Description of the task =>
Copy each line below in which the word "ГЛАВА" occurs.

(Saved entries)
╭──
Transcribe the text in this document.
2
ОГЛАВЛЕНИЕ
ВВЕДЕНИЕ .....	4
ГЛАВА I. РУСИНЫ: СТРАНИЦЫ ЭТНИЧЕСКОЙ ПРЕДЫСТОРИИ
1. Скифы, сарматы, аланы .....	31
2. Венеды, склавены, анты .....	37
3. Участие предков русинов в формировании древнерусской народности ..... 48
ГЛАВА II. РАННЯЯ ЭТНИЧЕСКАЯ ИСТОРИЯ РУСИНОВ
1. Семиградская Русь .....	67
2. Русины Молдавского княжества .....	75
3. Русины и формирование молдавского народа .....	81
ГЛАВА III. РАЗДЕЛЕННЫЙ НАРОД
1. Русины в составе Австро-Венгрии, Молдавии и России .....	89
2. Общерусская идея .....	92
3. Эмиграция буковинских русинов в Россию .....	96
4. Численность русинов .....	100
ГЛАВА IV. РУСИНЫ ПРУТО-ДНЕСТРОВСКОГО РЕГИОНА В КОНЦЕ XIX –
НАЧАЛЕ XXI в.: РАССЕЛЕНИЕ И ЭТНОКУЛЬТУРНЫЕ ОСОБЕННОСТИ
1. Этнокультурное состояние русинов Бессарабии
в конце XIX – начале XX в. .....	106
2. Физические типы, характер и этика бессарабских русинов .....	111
╰──
Solution for this exercise =>
ГЛАВА I. РУСИНЫ: СТРАНИЦЫ ЭТНИЧЕСКОЙ ПРЕДЫСТОРИИ
ГЛАВА II. РАННЯЯ ЭТНИЧЕСКАЯ ИСТОРИЯ РУСИНОВ
ГЛАВА III. РАЗДЕЛЕННЫЙ НАРОД
ГЛАВА IV. РУСИНЫ ПРУТО-ДНЕСТРОВСКОГО РЕГИОНА В КОНЦЕ XIX –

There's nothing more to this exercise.